STATED EXERCISE ->
Filter the data below for the string "marker" and copy each matching line.

Figure content listings ->
============================================================

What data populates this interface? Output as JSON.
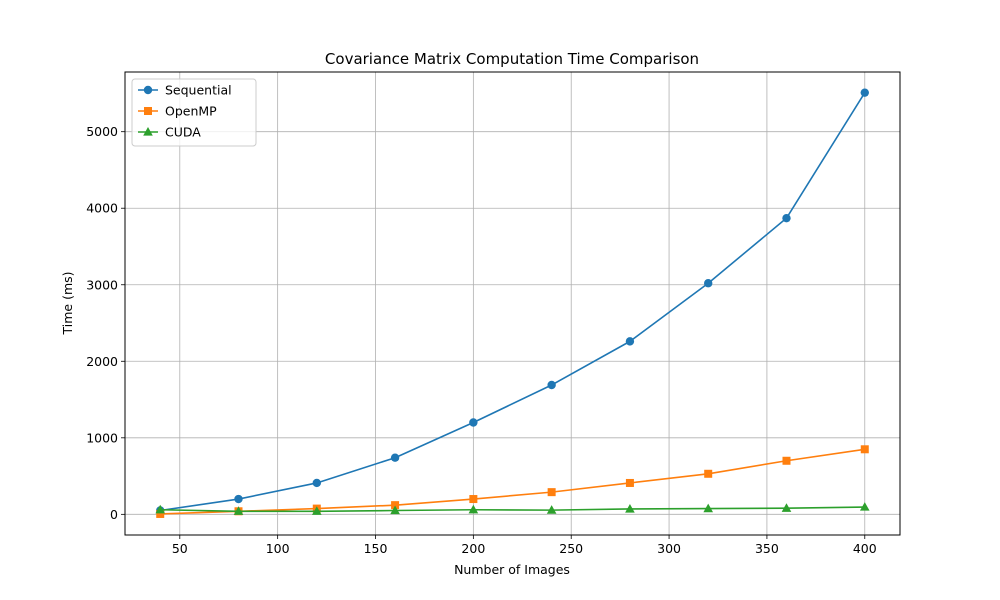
{
  "chart_data": {
    "type": "line",
    "title": "Covariance Matrix Computation Time Comparison",
    "xlabel": "Number of Images",
    "ylabel": "Time (ms)",
    "xlim": [
      22,
      418
    ],
    "ylim": [
      -270,
      5780
    ],
    "x_ticks": [
      50,
      100,
      150,
      200,
      250,
      300,
      350,
      400
    ],
    "y_ticks": [
      0,
      1000,
      2000,
      3000,
      4000,
      5000
    ],
    "grid": true,
    "legend_position": "top-left",
    "x": [
      40,
      80,
      120,
      160,
      200,
      240,
      280,
      320,
      360,
      400
    ],
    "series": [
      {
        "name": "Sequential",
        "color": "#1f77b4",
        "marker": "circle",
        "values": [
          50,
          200,
          410,
          740,
          1200,
          1690,
          2260,
          3020,
          3870,
          5510
        ]
      },
      {
        "name": "OpenMP",
        "color": "#ff7f0e",
        "marker": "square",
        "values": [
          5,
          40,
          75,
          120,
          200,
          290,
          410,
          530,
          700,
          850
        ]
      },
      {
        "name": "CUDA",
        "color": "#2ca02c",
        "marker": "triangle",
        "values": [
          60,
          40,
          40,
          50,
          60,
          55,
          70,
          75,
          80,
          95
        ]
      }
    ]
  }
}
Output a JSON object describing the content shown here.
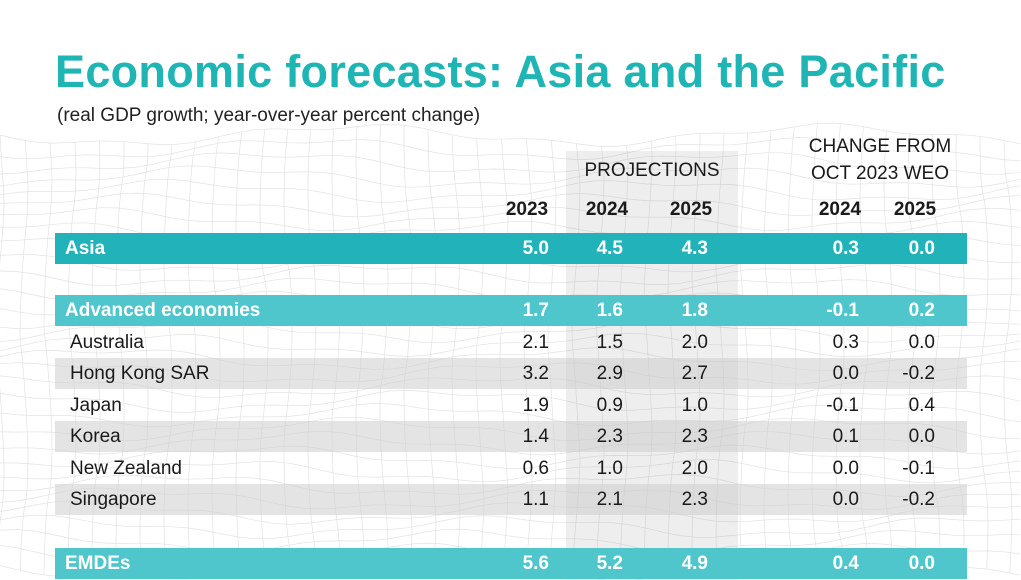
{
  "title": "Economic forecasts: Asia and the Pacific",
  "subtitle": "(real GDP growth; year-over-year percent change)",
  "headers": {
    "projections": "PROJECTIONS",
    "change_line1": "CHANGE FROM",
    "change_line2": "OCT 2023 WEO",
    "years": [
      "2023",
      "2024",
      "2025"
    ],
    "change_years": [
      "2024",
      "2025"
    ]
  },
  "colors": {
    "title": "#20b5b5",
    "aggregate_row": "#21b3b9",
    "group_row": "#4fc6cc",
    "shaded_row": "#e4e4e4"
  },
  "chart_data": {
    "type": "table",
    "title": "Economic forecasts: Asia and the Pacific",
    "subtitle": "(real GDP growth; year-over-year percent change)",
    "columns": [
      "",
      "2023",
      "2024",
      "2025",
      "2024",
      "2025"
    ],
    "column_groups": [
      {
        "label": "PROJECTIONS",
        "columns": [
          "2024",
          "2025"
        ]
      },
      {
        "label": "CHANGE FROM OCT 2023 WEO",
        "columns": [
          "2024",
          "2025"
        ]
      }
    ],
    "rows": [
      {
        "name": "Asia",
        "style": "aggregate",
        "values": [
          "5.0",
          "4.5",
          "4.3",
          "0.3",
          "0.0"
        ]
      },
      {
        "name": "Advanced economies",
        "style": "group",
        "values": [
          "1.7",
          "1.6",
          "1.8",
          "-0.1",
          "0.2"
        ]
      },
      {
        "name": "Australia",
        "style": "country",
        "values": [
          "2.1",
          "1.5",
          "2.0",
          "0.3",
          "0.0"
        ]
      },
      {
        "name": "Hong Kong SAR",
        "style": "country",
        "values": [
          "3.2",
          "2.9",
          "2.7",
          "0.0",
          "-0.2"
        ]
      },
      {
        "name": "Japan",
        "style": "country",
        "values": [
          "1.9",
          "0.9",
          "1.0",
          "-0.1",
          "0.4"
        ]
      },
      {
        "name": "Korea",
        "style": "country",
        "values": [
          "1.4",
          "2.3",
          "2.3",
          "0.1",
          "0.0"
        ]
      },
      {
        "name": "New Zealand",
        "style": "country",
        "values": [
          "0.6",
          "1.0",
          "2.0",
          "0.0",
          "-0.1"
        ]
      },
      {
        "name": "Singapore",
        "style": "country",
        "values": [
          "1.1",
          "2.1",
          "2.3",
          "0.0",
          "-0.2"
        ]
      },
      {
        "name": "EMDEs",
        "style": "group",
        "values": [
          "5.6",
          "5.2",
          "4.9",
          "0.4",
          "0.0"
        ]
      }
    ]
  }
}
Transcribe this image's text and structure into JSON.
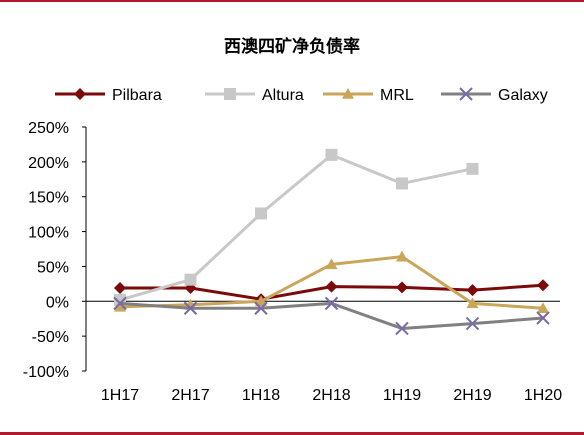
{
  "chart_data": {
    "type": "line",
    "title": "西澳四矿净负债率",
    "categories": [
      "1H17",
      "2H17",
      "1H18",
      "2H18",
      "1H19",
      "2H19",
      "1H20"
    ],
    "y_ticks": [
      "250%",
      "200%",
      "150%",
      "100%",
      "50%",
      "0%",
      "-50%",
      "-100%"
    ],
    "ylim": [
      -100,
      250
    ],
    "legend_position": "top",
    "series": [
      {
        "name": "Pilbara",
        "color": "#7b0a0a",
        "marker": "diamond",
        "values": [
          19,
          19,
          3,
          21,
          20,
          16,
          23
        ]
      },
      {
        "name": "Altura",
        "color": "#c8c8c8",
        "marker": "square",
        "values": [
          2,
          31,
          126,
          210,
          169,
          190,
          null
        ]
      },
      {
        "name": "MRL",
        "color": "#c9a65a",
        "marker": "triangle",
        "values": [
          -8,
          -5,
          0,
          53,
          64,
          -3,
          -10
        ]
      },
      {
        "name": "Galaxy",
        "color": "#808080",
        "marker": "x",
        "values": [
          -3,
          -10,
          -10,
          -3,
          -39,
          -32,
          -24
        ]
      }
    ]
  }
}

============================================================

SOLUTION TO THIS EXERCISE ->
        "marker": "circle",
        "marker": "square",
        "marker": "triangle",
        "marker": "diamond",
        "marker": "square",
        "marker": "triangle",
        "marker": "x",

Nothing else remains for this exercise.